● Source extract
※

Stephen preaches and he tells them at length their deplorable history and then concludes, ‘You stiff-necked people, with uncircumcised hearts and ears! You are just like your fathers: You always resist the Holy Spirit! Was there ever a prophet your fathers did not persecute? They even killed those who predicted the coming of the Righteous One. And now you have betrayed and murdered him’ (Acts 7:51&52). Then what happens? Are they asked to vote? Does the high priest thank him for an interesting message, and then tell the Sanhedrin that there’s a buzzer under their seats and they can all decide whether Stephen’s right or wrong? ‘Of course I’m going to be neutral, but you’re all free to vote one way or the other.’

Is that what happened? And they voted and then went home and had dinner and told their families all about it? That is not the way that service ended. Hear! ‘They were furious, and gnashed their teeth at him … and they covered their ears and, yelling at the top of their voices, they all rushed at him, dragged him out of the city and began to stone him’ (Acts 7:54 & 57). The sermon ended with them killing him. They had killed his Lord and now they killed him the servant, and Stephen or any preacher of the gospel would not want it any other way. What preacher wants people who hate his Saviour to say pleasant things about him? And these men were the inner circle of the most religious people in the world. And they had brought him there on trial. They had put him in the dock and they thought that they were the jury and were gong to pass verdict on him, and make up their minds how bad he was. Stephen disillusioned them of that pretty quick. He was not on trial. They were, because they had betrayed and murdered Jehovah Jesus and all that lay before them was an open-ended encounter with his Father.

Stephen wasn’t asking for a decision or a verdict. He was asking for submission and repentance. That sermon was so powerful that it cut them to the heart. Stephen wasn’t a performer, a sword juggler, he was taking the sword of the Spirit and he was thrusting it into their hearts, and he wouldn’t stop until they were convicted of sin and righteousness and judgment to come.

※

● Page element notes
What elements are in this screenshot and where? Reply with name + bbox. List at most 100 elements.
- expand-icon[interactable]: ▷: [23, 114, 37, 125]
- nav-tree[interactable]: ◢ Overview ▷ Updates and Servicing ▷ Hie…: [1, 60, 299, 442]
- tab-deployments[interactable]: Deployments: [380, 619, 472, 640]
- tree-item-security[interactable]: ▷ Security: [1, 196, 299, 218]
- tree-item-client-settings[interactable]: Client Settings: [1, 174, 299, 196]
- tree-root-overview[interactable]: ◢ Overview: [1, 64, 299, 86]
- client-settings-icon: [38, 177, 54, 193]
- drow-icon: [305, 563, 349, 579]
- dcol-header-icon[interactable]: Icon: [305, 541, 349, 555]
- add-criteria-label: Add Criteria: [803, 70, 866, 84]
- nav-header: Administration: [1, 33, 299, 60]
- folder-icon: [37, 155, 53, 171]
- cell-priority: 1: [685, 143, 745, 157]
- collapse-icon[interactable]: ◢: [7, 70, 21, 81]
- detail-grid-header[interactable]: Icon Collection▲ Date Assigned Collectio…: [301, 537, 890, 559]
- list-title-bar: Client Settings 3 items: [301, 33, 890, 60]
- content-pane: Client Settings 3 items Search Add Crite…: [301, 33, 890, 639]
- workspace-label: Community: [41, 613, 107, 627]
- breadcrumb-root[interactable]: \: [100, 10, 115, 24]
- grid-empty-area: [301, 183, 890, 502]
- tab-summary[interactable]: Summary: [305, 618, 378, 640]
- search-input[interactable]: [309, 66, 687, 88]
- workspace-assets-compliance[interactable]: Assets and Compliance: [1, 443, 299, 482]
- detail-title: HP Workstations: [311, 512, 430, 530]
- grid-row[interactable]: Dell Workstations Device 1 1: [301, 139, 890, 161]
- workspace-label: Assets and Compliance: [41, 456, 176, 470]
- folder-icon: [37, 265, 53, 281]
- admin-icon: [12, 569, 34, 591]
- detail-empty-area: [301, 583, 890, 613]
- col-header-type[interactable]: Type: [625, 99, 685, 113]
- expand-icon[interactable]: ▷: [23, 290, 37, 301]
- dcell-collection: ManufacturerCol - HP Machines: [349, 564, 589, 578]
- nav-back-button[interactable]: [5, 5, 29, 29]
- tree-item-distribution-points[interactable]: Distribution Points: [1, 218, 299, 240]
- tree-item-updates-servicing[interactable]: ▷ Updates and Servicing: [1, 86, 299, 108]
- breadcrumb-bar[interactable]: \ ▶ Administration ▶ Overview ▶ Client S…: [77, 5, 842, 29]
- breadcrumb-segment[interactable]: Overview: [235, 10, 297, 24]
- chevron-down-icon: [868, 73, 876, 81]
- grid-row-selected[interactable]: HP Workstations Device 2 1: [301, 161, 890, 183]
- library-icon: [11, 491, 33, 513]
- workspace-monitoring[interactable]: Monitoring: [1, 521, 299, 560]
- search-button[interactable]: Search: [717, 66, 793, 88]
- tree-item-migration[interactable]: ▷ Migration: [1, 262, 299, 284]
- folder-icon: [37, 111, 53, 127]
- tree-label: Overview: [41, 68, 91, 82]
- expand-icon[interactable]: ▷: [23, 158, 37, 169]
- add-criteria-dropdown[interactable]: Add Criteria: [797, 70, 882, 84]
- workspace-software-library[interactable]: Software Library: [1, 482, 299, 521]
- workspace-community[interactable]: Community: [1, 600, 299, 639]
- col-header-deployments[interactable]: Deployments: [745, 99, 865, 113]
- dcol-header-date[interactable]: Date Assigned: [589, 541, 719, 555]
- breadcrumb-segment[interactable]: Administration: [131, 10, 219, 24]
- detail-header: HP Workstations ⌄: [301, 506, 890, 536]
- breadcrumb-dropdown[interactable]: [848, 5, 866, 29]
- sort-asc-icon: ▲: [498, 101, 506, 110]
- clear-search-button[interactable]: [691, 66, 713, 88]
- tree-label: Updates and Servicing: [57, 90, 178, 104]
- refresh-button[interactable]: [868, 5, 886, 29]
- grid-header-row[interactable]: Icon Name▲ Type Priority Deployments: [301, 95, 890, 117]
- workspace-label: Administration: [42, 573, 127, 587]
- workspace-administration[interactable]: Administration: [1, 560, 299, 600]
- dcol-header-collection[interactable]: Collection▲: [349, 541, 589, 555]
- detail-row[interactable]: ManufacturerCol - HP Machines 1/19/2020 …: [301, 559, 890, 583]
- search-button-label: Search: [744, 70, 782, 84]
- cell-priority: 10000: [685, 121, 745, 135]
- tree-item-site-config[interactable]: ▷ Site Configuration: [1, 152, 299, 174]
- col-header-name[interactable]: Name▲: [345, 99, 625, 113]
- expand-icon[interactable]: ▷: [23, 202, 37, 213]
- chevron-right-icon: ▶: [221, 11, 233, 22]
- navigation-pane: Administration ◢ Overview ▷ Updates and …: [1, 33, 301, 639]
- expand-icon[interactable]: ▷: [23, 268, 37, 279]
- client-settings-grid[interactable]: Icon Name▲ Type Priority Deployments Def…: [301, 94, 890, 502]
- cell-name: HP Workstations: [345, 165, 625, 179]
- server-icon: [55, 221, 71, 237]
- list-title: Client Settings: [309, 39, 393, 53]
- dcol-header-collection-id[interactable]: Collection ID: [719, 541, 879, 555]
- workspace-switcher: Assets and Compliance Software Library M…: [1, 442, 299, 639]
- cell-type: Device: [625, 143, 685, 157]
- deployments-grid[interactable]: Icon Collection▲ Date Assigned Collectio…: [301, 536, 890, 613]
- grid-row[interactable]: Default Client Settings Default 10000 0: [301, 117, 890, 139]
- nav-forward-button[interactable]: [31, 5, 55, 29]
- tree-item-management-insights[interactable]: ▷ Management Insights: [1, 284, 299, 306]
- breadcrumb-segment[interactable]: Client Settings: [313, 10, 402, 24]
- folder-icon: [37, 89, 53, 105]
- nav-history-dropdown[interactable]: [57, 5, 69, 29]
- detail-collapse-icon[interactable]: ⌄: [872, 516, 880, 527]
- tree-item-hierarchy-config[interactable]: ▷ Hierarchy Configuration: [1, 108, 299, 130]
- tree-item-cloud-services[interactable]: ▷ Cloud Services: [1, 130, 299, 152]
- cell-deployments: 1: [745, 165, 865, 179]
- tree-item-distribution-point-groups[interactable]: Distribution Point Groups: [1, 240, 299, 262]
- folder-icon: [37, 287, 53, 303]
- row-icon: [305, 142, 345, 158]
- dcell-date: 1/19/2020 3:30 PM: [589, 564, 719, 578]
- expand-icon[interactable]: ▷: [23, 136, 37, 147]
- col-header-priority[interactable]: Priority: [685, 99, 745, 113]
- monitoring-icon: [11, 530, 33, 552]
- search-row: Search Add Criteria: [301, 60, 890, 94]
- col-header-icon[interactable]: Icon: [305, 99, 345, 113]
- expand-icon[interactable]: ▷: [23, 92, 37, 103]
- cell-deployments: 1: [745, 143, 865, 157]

※

● Direction 1
Copy the sermon excerpt word for word, the stretch from "Stephen wasn’t asking" through "judgment to come.".
● Direction 2
Take the stretch of the listing from its start through the line containing "- add-criteria-label: Add" and substitute "clickable" for every "interactable". Give only those lines, with everything else unchanged.
The sermon excerpt and the listing are unrelated to each other.

● Expected output 1
Stephen wasn’t asking for a decision or a verdict. He was asking for submission and repentance. That sermon was so powerful that it cut them to the heart. Stephen wasn’t a performer, a sword juggler, he was taking the sword of the Spirit and he was thrusting it into their hearts, and he wouldn’t stop until they were convicted of sin and righteousness and judgment to come.

● Expected output 2
What elements are in this screenshot and where? Reply with name + bbox. List at most 100 elements.
- expand-icon[clickable]: ▷: [23, 114, 37, 125]
- nav-tree[clickable]: ◢ Overview ▷ Updates and Servicing ▷ Hie…: [1, 60, 299, 442]
- tab-deployments[clickable]: Deployments: [380, 619, 472, 640]
- tree-item-security[clickable]: ▷ Security: [1, 196, 299, 218]
- tree-item-client-settings[clickable]: Client Settings: [1, 174, 299, 196]
- tree-root-overview[clickable]: ◢ Overview: [1, 64, 299, 86]
- client-settings-icon: [38, 177, 54, 193]
- drow-icon: [305, 563, 349, 579]
- dcol-header-icon[clickable]: Icon: [305, 541, 349, 555]
- add-criteria-label: Add Criteria: [803, 70, 866, 84]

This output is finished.